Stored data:

┏━━

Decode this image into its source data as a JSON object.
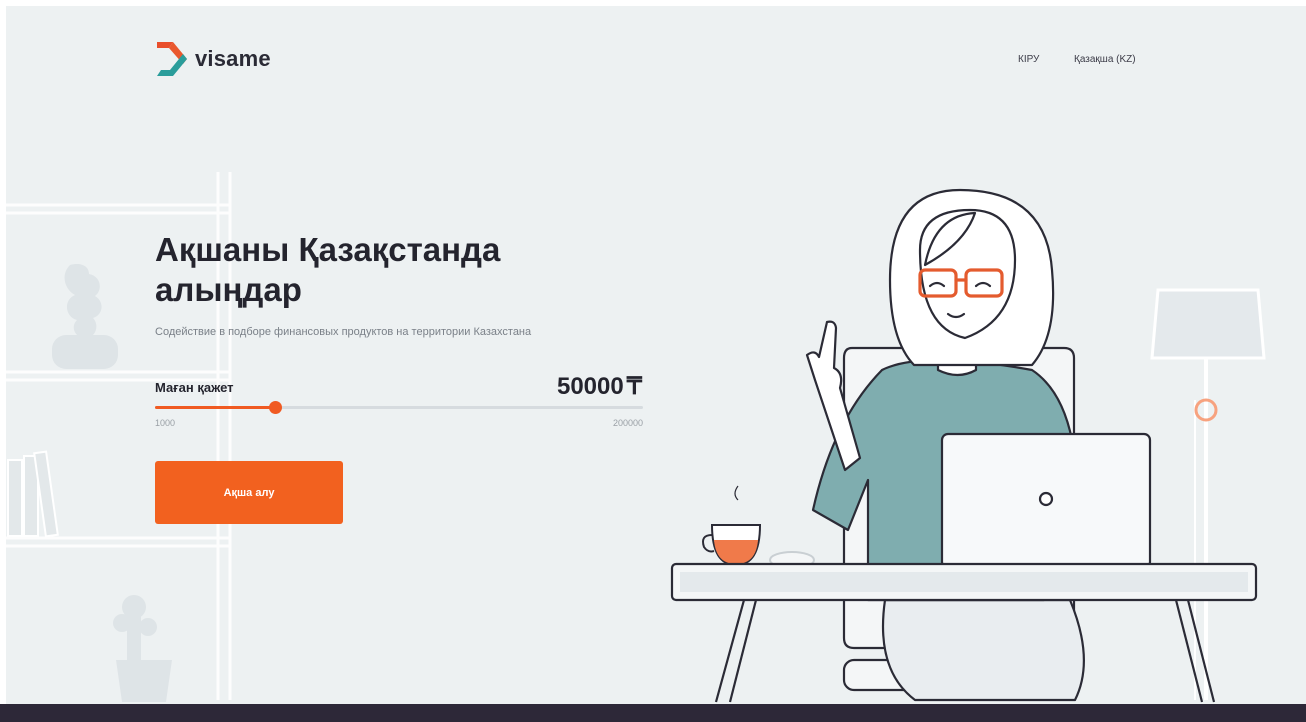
{
  "header": {
    "logo_text": "visame",
    "login_label": "КІРУ",
    "language_label": "Қазақша (KZ)"
  },
  "hero": {
    "title": "Ақшаны Қазақстанда алыңдар",
    "subtitle": "Содействие в подборе финансовых продуктов на территории Казахстана"
  },
  "amount": {
    "label": "Маған қажет",
    "value": "50000",
    "currency": "₸",
    "min_label": "1000",
    "max_label": "200000",
    "min": 1000,
    "max": 200000,
    "current": 50000
  },
  "cta": {
    "label": "Ақша алу"
  },
  "colors": {
    "accent": "#f05a22",
    "logo_teal": "#2a9d9b",
    "background": "#edf1f2",
    "footer": "#2d2838"
  },
  "icons": {
    "logo": "visame-chevron-logo"
  }
}
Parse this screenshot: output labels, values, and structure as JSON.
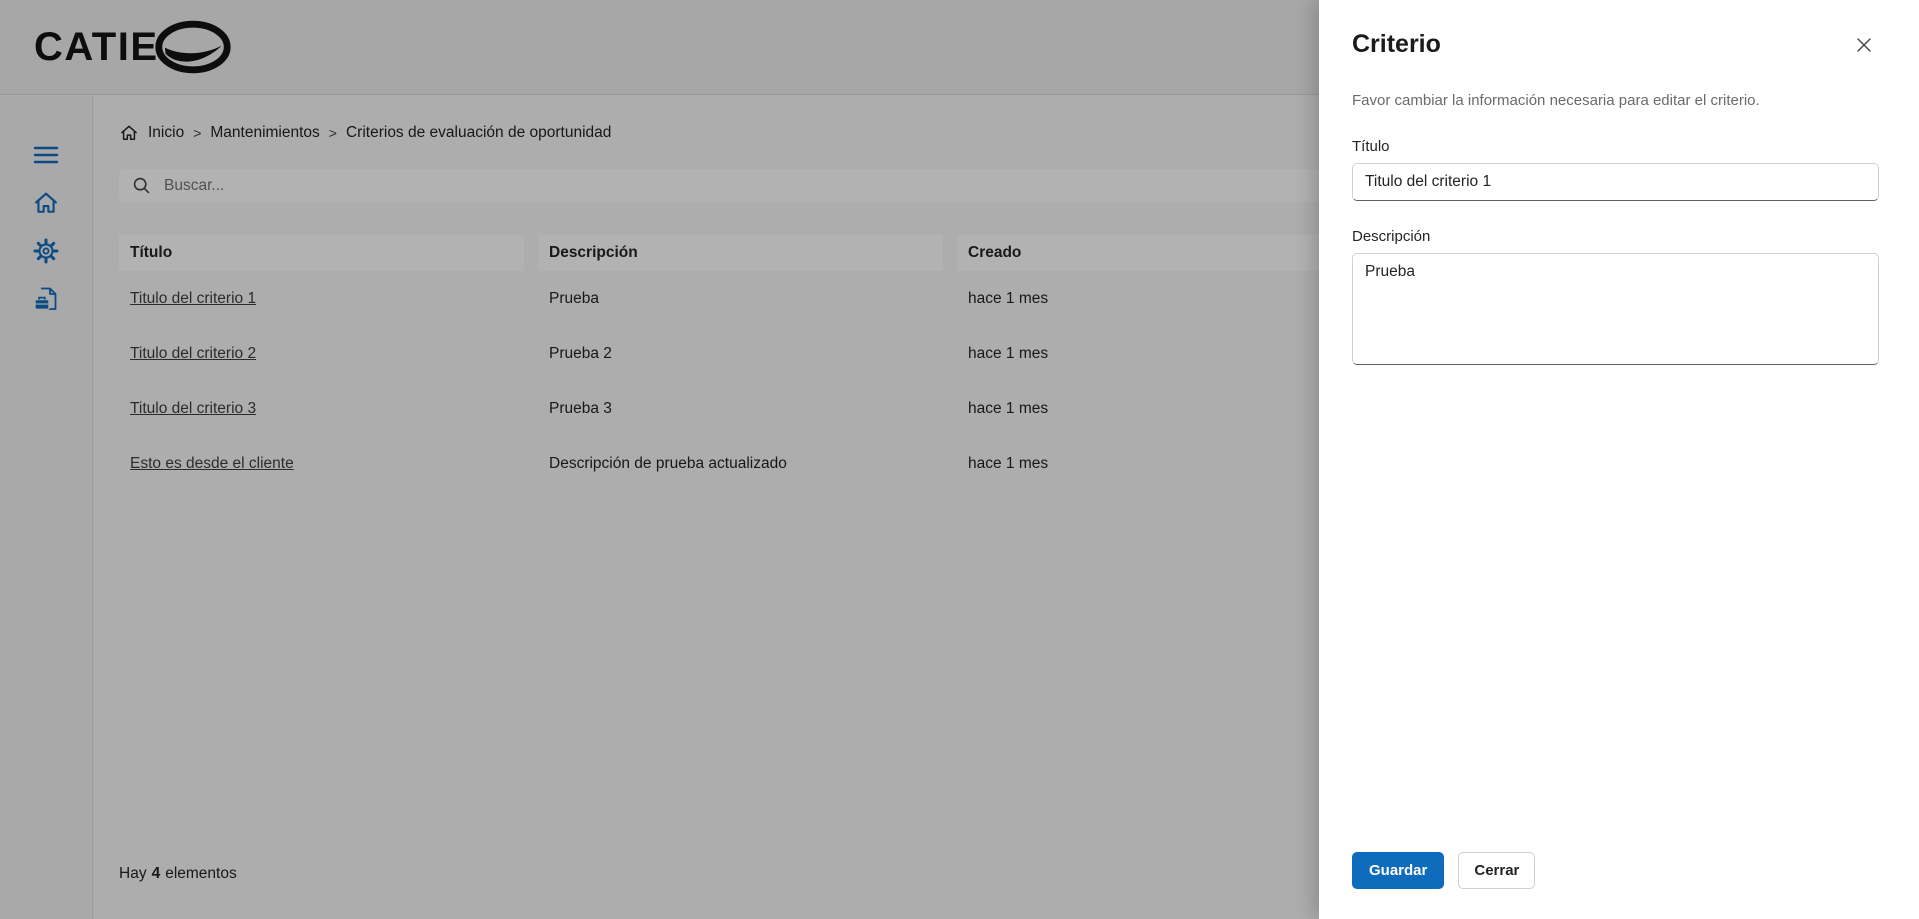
{
  "colors": {
    "brand": "#0f6cbd",
    "link": "#3f3f3f",
    "overlay": "rgba(0,0,0,0.30)"
  },
  "header": {
    "logo_text": "CATIE",
    "logo_mark_icon": "catie-swoosh"
  },
  "sidebar": {
    "icons": [
      "hamburger-menu",
      "home",
      "settings-gear",
      "opportunity-document"
    ]
  },
  "breadcrumb": {
    "home_icon": "home",
    "separator": ">",
    "items": [
      "Inicio",
      "Mantenimientos",
      "Criterios de evaluación de oportunidad"
    ]
  },
  "search": {
    "icon": "magnifier",
    "placeholder": "Buscar..."
  },
  "table": {
    "columns": [
      "Título",
      "Descripción",
      "Creado"
    ],
    "rows": [
      {
        "titulo": "Titulo del criterio 1",
        "descripcion": "Prueba",
        "creado": "hace 1 mes"
      },
      {
        "titulo": "Titulo del criterio 2",
        "descripcion": "Prueba 2",
        "creado": "hace 1 mes"
      },
      {
        "titulo": "Titulo del criterio 3",
        "descripcion": "Prueba 3",
        "creado": "hace 1 mes"
      },
      {
        "titulo": "Esto es desde el cliente",
        "descripcion": "Descripción de prueba actualizado",
        "creado": "hace 1 mes"
      }
    ]
  },
  "summary": {
    "prefix": "Hay",
    "count": "4",
    "suffix": "elementos"
  },
  "drawer": {
    "title": "Criterio",
    "close_icon": "close-x",
    "subtitle": "Favor cambiar la información necesaria para editar el criterio.",
    "fields": {
      "titulo": {
        "label": "Título",
        "value": "Titulo del criterio 1"
      },
      "descripcion": {
        "label": "Descripción",
        "value": "Prueba"
      }
    },
    "buttons": {
      "save": "Guardar",
      "close": "Cerrar"
    }
  }
}
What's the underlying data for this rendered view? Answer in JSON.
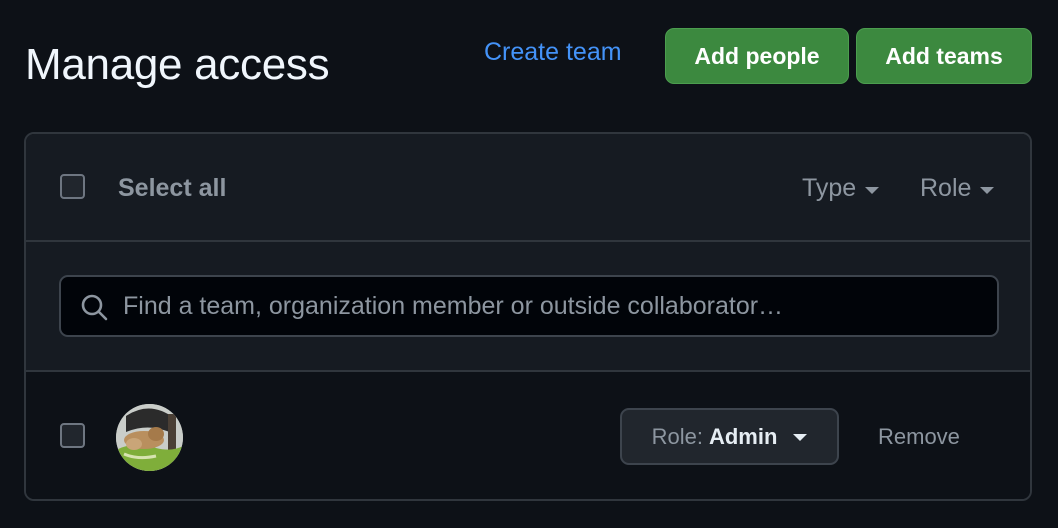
{
  "header": {
    "title": "Manage access",
    "create_team_label": "Create team",
    "add_people_label": "Add people",
    "add_teams_label": "Add teams"
  },
  "list_header": {
    "select_all_label": "Select all",
    "type_filter_label": "Type",
    "role_filter_label": "Role"
  },
  "search": {
    "placeholder": "Find a team, organization member or outside collaborator…",
    "value": ""
  },
  "members": [
    {
      "role_prefix": "Role:",
      "role_value": "Admin",
      "remove_label": "Remove"
    }
  ],
  "colors": {
    "background": "#0d1117",
    "panel": "#161b22",
    "border": "#30363d",
    "accent_link": "#4493f8",
    "button_green": "#3c893f",
    "muted_text": "#8d96a0"
  },
  "icons": [
    "search-icon",
    "chevron-down-icon",
    "avatar-image"
  ]
}
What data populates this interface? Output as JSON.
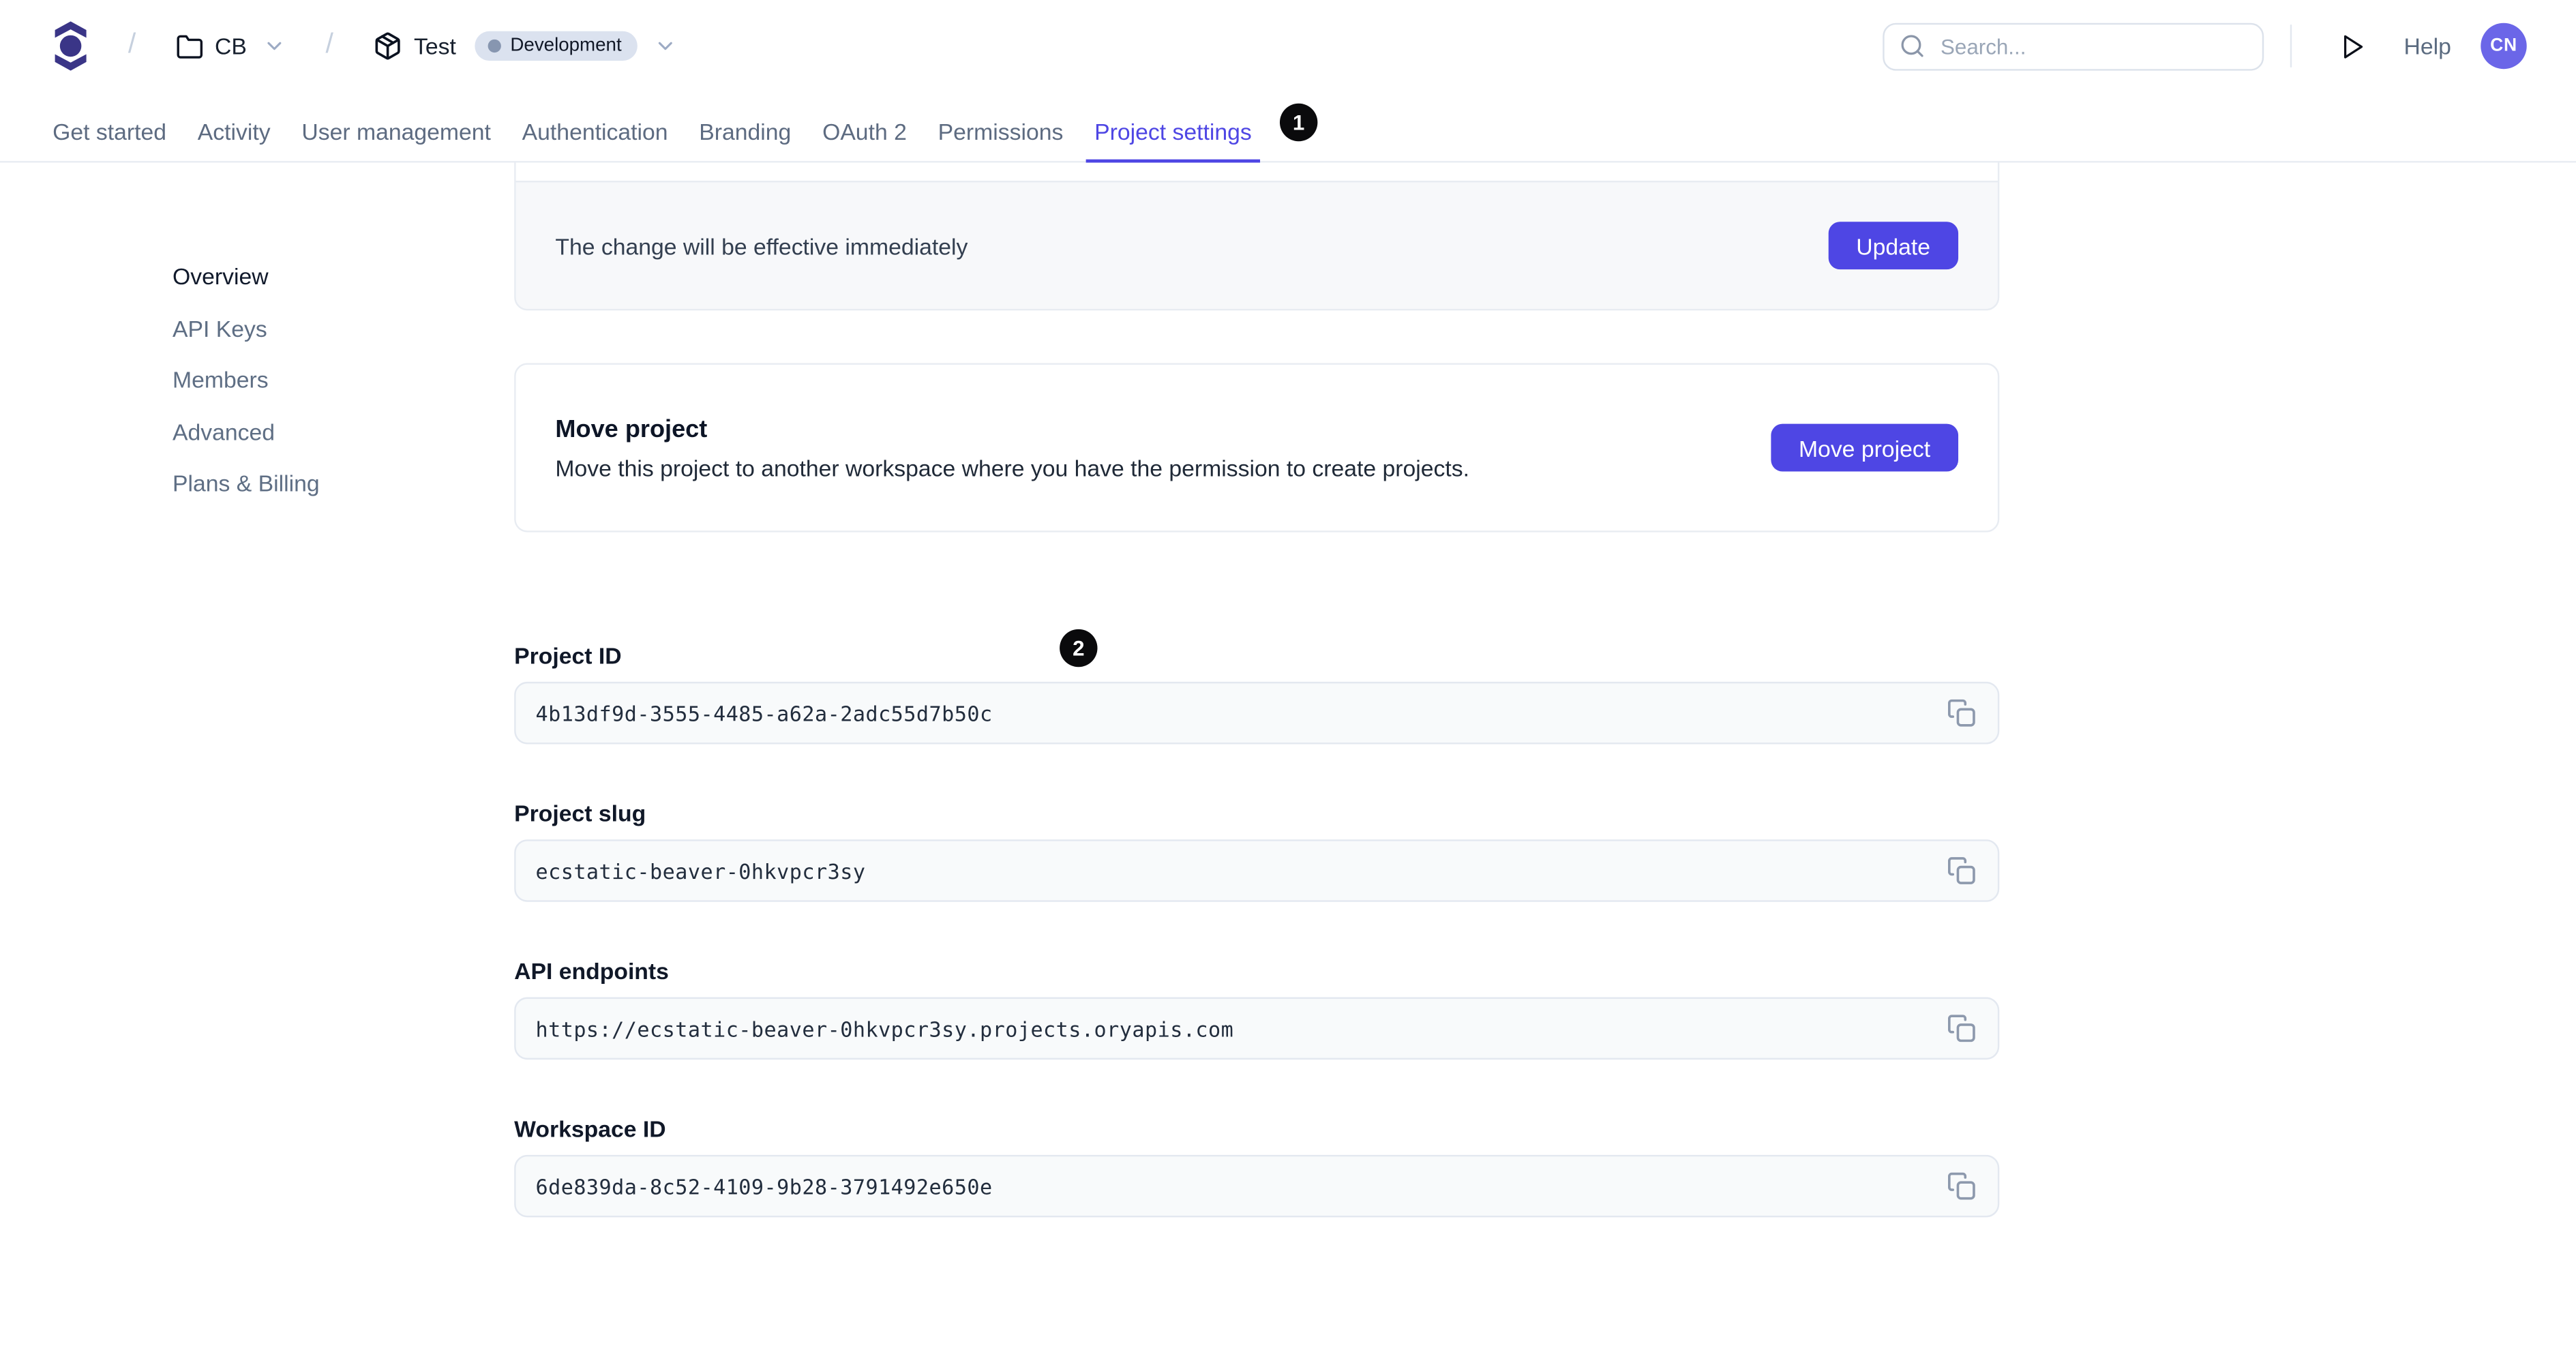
{
  "header": {
    "breadcrumb": {
      "separator": "/",
      "workspace": "CB",
      "project": "Test",
      "environment": "Development"
    },
    "search": {
      "placeholder": "Search..."
    },
    "help_label": "Help",
    "avatar_initials": "CN"
  },
  "tabs": {
    "items": [
      {
        "label": "Get started",
        "active": false
      },
      {
        "label": "Activity",
        "active": false
      },
      {
        "label": "User management",
        "active": false
      },
      {
        "label": "Authentication",
        "active": false
      },
      {
        "label": "Branding",
        "active": false
      },
      {
        "label": "OAuth 2",
        "active": false
      },
      {
        "label": "Permissions",
        "active": false
      },
      {
        "label": "Project settings",
        "active": true
      }
    ]
  },
  "annotations": {
    "badge1": "1",
    "badge2": "2"
  },
  "sidebar": {
    "items": [
      {
        "label": "Overview",
        "active": true
      },
      {
        "label": "API Keys",
        "active": false
      },
      {
        "label": "Members",
        "active": false
      },
      {
        "label": "Advanced",
        "active": false
      },
      {
        "label": "Plans & Billing",
        "active": false
      }
    ]
  },
  "main": {
    "update_card": {
      "message": "The change will be effective immediately",
      "button_label": "Update"
    },
    "move_card": {
      "title": "Move project",
      "description": "Move this project to another workspace where you have the permission to create projects.",
      "button_label": "Move project"
    },
    "fields": [
      {
        "label": "Project ID",
        "value": "4b13df9d-3555-4485-a62a-2adc55d7b50c"
      },
      {
        "label": "Project slug",
        "value": "ecstatic-beaver-0hkvpcr3sy"
      },
      {
        "label": "API endpoints",
        "value": "https://ecstatic-beaver-0hkvpcr3sy.projects.oryapis.com"
      },
      {
        "label": "Workspace ID",
        "value": "6de839da-8c52-4109-9b28-3791492e650e"
      }
    ]
  },
  "colors": {
    "accent": "#4e46e4",
    "logo": "#3a3587",
    "avatar": "#6b66e8",
    "annotation_badge": "#0a0a0c",
    "environment_badge_bg": "#dbe2ef",
    "field_bg": "#f8fafb"
  }
}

┗━━

• [Exercise requirements]: Quote all the records verbatim, dropping any pictures from your copy.

• [Complete output]:
Decode this image into its source data as a JSON object.
{
  "header": {
    "logo_text": "visame",
    "login_label": "КІРУ",
    "language_label": "Қазақша (KZ)"
  },
  "hero": {
    "title": "Ақшаны Қазақстанда алыңдар",
    "subtitle": "Содействие в подборе финансовых продуктов на территории Казахстана"
  },
  "amount": {
    "label": "Маған қажет",
    "value": "50000",
    "currency": "₸",
    "min_label": "1000",
    "max_label": "200000",
    "min": 1000,
    "max": 200000,
    "current": 50000
  },
  "cta": {
    "label": "Ақша алу"
  },
  "colors": {
    "accent": "#f05a22",
    "logo_teal": "#2a9d9b",
    "background": "#edf1f2",
    "footer": "#2d2838"
  },
  "icons": {
    "logo": "visame-chevron-logo"
  }
}
Parse this screenshot: output labels, values, and structure as JSON.
{
  "colors": {
    "brand": "#0f6cbd",
    "link": "#3f3f3f",
    "overlay": "rgba(0,0,0,0.30)"
  },
  "header": {
    "logo_text": "CATIE",
    "logo_mark_icon": "catie-swoosh"
  },
  "sidebar": {
    "icons": [
      "hamburger-menu",
      "home",
      "settings-gear",
      "opportunity-document"
    ]
  },
  "breadcrumb": {
    "home_icon": "home",
    "separator": ">",
    "items": [
      "Inicio",
      "Mantenimientos",
      "Criterios de evaluación de oportunidad"
    ]
  },
  "search": {
    "icon": "magnifier",
    "placeholder": "Buscar..."
  },
  "table": {
    "columns": [
      "Título",
      "Descripción",
      "Creado"
    ],
    "rows": [
      {
        "titulo": "Titulo del criterio 1",
        "descripcion": "Prueba",
        "creado": "hace 1 mes"
      },
      {
        "titulo": "Titulo del criterio 2",
        "descripcion": "Prueba 2",
        "creado": "hace 1 mes"
      },
      {
        "titulo": "Titulo del criterio 3",
        "descripcion": "Prueba 3",
        "creado": "hace 1 mes"
      },
      {
        "titulo": "Esto es desde el cliente",
        "descripcion": "Descripción de prueba actualizado",
        "creado": "hace 1 mes"
      }
    ]
  },
  "summary": {
    "prefix": "Hay",
    "count": "4",
    "suffix": "elementos"
  },
  "drawer": {
    "title": "Criterio",
    "close_icon": "close-x",
    "subtitle": "Favor cambiar la información necesaria para editar el criterio.",
    "fields": {
      "titulo": {
        "label": "Título",
        "value": "Titulo del criterio 1"
      },
      "descripcion": {
        "label": "Descripción",
        "value": "Prueba"
      }
    },
    "buttons": {
      "save": "Guardar",
      "close": "Cerrar"
    }
  }
}
What's the underlying data for this rendered view? Answer in JSON.
{
  "header": {
    "title": "Manage access",
    "create_team_label": "Create team",
    "add_people_label": "Add people",
    "add_teams_label": "Add teams"
  },
  "list_header": {
    "select_all_label": "Select all",
    "type_filter_label": "Type",
    "role_filter_label": "Role"
  },
  "search": {
    "placeholder": "Find a team, organization member or outside collaborator…",
    "value": ""
  },
  "members": [
    {
      "role_prefix": "Role:",
      "role_value": "Admin",
      "remove_label": "Remove"
    }
  ],
  "colors": {
    "background": "#0d1117",
    "panel": "#161b22",
    "border": "#30363d",
    "accent_link": "#4493f8",
    "button_green": "#3c893f",
    "muted_text": "#8d96a0"
  },
  "icons": [
    "search-icon",
    "chevron-down-icon",
    "avatar-image"
  ]
}
What data populates this interface? Output as JSON.
{
  "header": {
    "breadcrumb": {
      "separator": "/",
      "workspace": "CB",
      "project": "Test",
      "environment": "Development"
    },
    "search": {
      "placeholder": "Search..."
    },
    "help_label": "Help",
    "avatar_initials": "CN"
  },
  "tabs": {
    "items": [
      {
        "label": "Get started",
        "active": false
      },
      {
        "label": "Activity",
        "active": false
      },
      {
        "label": "User management",
        "active": false
      },
      {
        "label": "Authentication",
        "active": false
      },
      {
        "label": "Branding",
        "active": false
      },
      {
        "label": "OAuth 2",
        "active": false
      },
      {
        "label": "Permissions",
        "active": false
      },
      {
        "label": "Project settings",
        "active": true
      }
    ]
  },
  "annotations": {
    "badge1": "1",
    "badge2": "2"
  },
  "sidebar": {
    "items": [
      {
        "label": "Overview",
        "active": true
      },
      {
        "label": "API Keys",
        "active": false
      },
      {
        "label": "Members",
        "active": false
      },
      {
        "label": "Advanced",
        "active": false
      },
      {
        "label": "Plans & Billing",
        "active": false
      }
    ]
  },
  "main": {
    "update_card": {
      "message": "The change will be effective immediately",
      "button_label": "Update"
    },
    "move_card": {
      "title": "Move project",
      "description": "Move this project to another workspace where you have the permission to create projects.",
      "button_label": "Move project"
    },
    "fields": [
      {
        "label": "Project ID",
        "value": "4b13df9d-3555-4485-a62a-2adc55d7b50c"
      },
      {
        "label": "Project slug",
        "value": "ecstatic-beaver-0hkvpcr3sy"
      },
      {
        "label": "API endpoints",
        "value": "https://ecstatic-beaver-0hkvpcr3sy.projects.oryapis.com"
      },
      {
        "label": "Workspace ID",
        "value": "6de839da-8c52-4109-9b28-3791492e650e"
      }
    ]
  },
  "colors": {
    "accent": "#4e46e4",
    "logo": "#3a3587",
    "avatar": "#6b66e8",
    "annotation_badge": "#0a0a0c",
    "environment_badge_bg": "#dbe2ef",
    "field_bg": "#f8fafb"
  }
}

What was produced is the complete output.